:: RAW RECORDS ::
>> START

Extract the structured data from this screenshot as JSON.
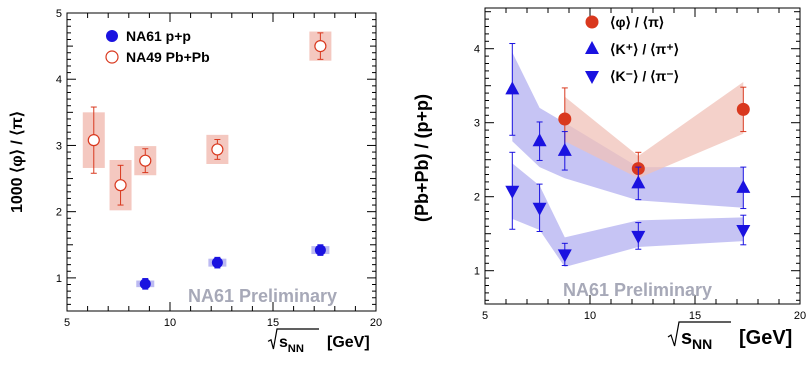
{
  "colors": {
    "na61": "#1a12e0",
    "na49": "#d9381e",
    "na49_band": "#f4c8c0",
    "pb_phi_band": "#f0c2b8",
    "pb_k_band": "#bcbaf2"
  },
  "chart_data": [
    {
      "type": "scatter",
      "ylabel": "1000 ⟨φ⟩ / ⟨π⟩",
      "xlabel": "√s_NN [GeV]",
      "xlabel_sqrt": "s",
      "xlabel_sub": "NN",
      "xlabel_unit": "[GeV]",
      "xlim": [
        5,
        20
      ],
      "ylim": [
        0.5,
        5
      ],
      "xticks": [
        "5",
        "10",
        "15",
        "20"
      ],
      "yticks": [
        "1",
        "2",
        "3",
        "4",
        "5"
      ],
      "annotation": "NA61 Preliminary",
      "legend_position": "top-left",
      "series": [
        {
          "name": "NA61 p+p",
          "marker": "filled-circle",
          "points": [
            {
              "x": 8.8,
              "y": 0.91,
              "err": 0.08,
              "sys": 0.05
            },
            {
              "x": 12.3,
              "y": 1.23,
              "err": 0.08,
              "sys": 0.06
            },
            {
              "x": 17.3,
              "y": 1.42,
              "err": 0.08,
              "sys": 0.06
            }
          ]
        },
        {
          "name": "NA49 Pb+Pb",
          "marker": "open-circle",
          "points": [
            {
              "x": 6.3,
              "y": 3.08,
              "err": 0.5,
              "sys": 0.42
            },
            {
              "x": 7.6,
              "y": 2.4,
              "err": 0.3,
              "sys": 0.38
            },
            {
              "x": 8.8,
              "y": 2.77,
              "err": 0.18,
              "sys": 0.22
            },
            {
              "x": 12.3,
              "y": 2.94,
              "err": 0.15,
              "sys": 0.22
            },
            {
              "x": 17.3,
              "y": 4.5,
              "err": 0.2,
              "sys": 0.22
            }
          ]
        }
      ]
    },
    {
      "type": "scatter",
      "ylabel": "(Pb+Pb) / (p+p)",
      "xlabel": "√s_NN [GeV]",
      "xlabel_sqrt": "s",
      "xlabel_sub": "NN",
      "xlabel_unit": "[GeV]",
      "xlim": [
        5,
        20
      ],
      "ylim": [
        0.55,
        4.55
      ],
      "xticks": [
        "5",
        "10",
        "15",
        "20"
      ],
      "yticks": [
        "1",
        "2",
        "3",
        "4"
      ],
      "annotation": "NA61 Preliminary",
      "legend_position": "top-center",
      "series": [
        {
          "name": "⟨φ⟩ / ⟨π⟩",
          "marker": "filled-circle",
          "color": "#d9381e",
          "band": {
            "x": [
              8.8,
              12.3,
              17.3
            ],
            "low": [
              2.75,
              2.25,
              2.85
            ],
            "high": [
              3.35,
              2.55,
              3.55
            ]
          },
          "points": [
            {
              "x": 8.8,
              "y": 3.05,
              "err": 0.42
            },
            {
              "x": 12.3,
              "y": 2.38,
              "err": 0.22
            },
            {
              "x": 17.3,
              "y": 3.18,
              "err": 0.3
            }
          ]
        },
        {
          "name": "⟨K⁺⟩ / ⟨π⁺⟩",
          "marker": "triangle-up",
          "color": "#1a12e0",
          "band": {
            "x": [
              6.3,
              7.6,
              8.8,
              12.3,
              17.3
            ],
            "low": [
              2.75,
              2.4,
              2.25,
              1.95,
              1.85
            ],
            "high": [
              3.95,
              3.2,
              3.0,
              2.4,
              2.4
            ]
          },
          "points": [
            {
              "x": 6.3,
              "y": 3.45,
              "err": 0.62
            },
            {
              "x": 7.6,
              "y": 2.75,
              "err": 0.26
            },
            {
              "x": 8.8,
              "y": 2.62,
              "err": 0.26
            },
            {
              "x": 12.3,
              "y": 2.18,
              "err": 0.22
            },
            {
              "x": 17.3,
              "y": 2.12,
              "err": 0.28
            }
          ]
        },
        {
          "name": "⟨K⁻⟩ / ⟨π⁻⟩",
          "marker": "triangle-down",
          "color": "#1a12e0",
          "band": {
            "x": [
              6.3,
              7.6,
              8.8,
              12.3,
              17.3
            ],
            "low": [
              1.7,
              1.55,
              1.05,
              1.32,
              1.4
            ],
            "high": [
              2.45,
              2.15,
              1.45,
              1.68,
              1.72
            ]
          },
          "points": [
            {
              "x": 6.3,
              "y": 2.08,
              "err": 0.52
            },
            {
              "x": 7.6,
              "y": 1.85,
              "err": 0.32
            },
            {
              "x": 8.8,
              "y": 1.22,
              "err": 0.15
            },
            {
              "x": 12.3,
              "y": 1.47,
              "err": 0.18
            },
            {
              "x": 17.3,
              "y": 1.55,
              "err": 0.2
            }
          ]
        }
      ]
    }
  ]
}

>> END

:: PROBLEM REQUIREMENTS ::
Show every line that contains the word "triangle".

:: OUTPUT ::
          "marker": "triangle-up",
          "marker": "triangle-down",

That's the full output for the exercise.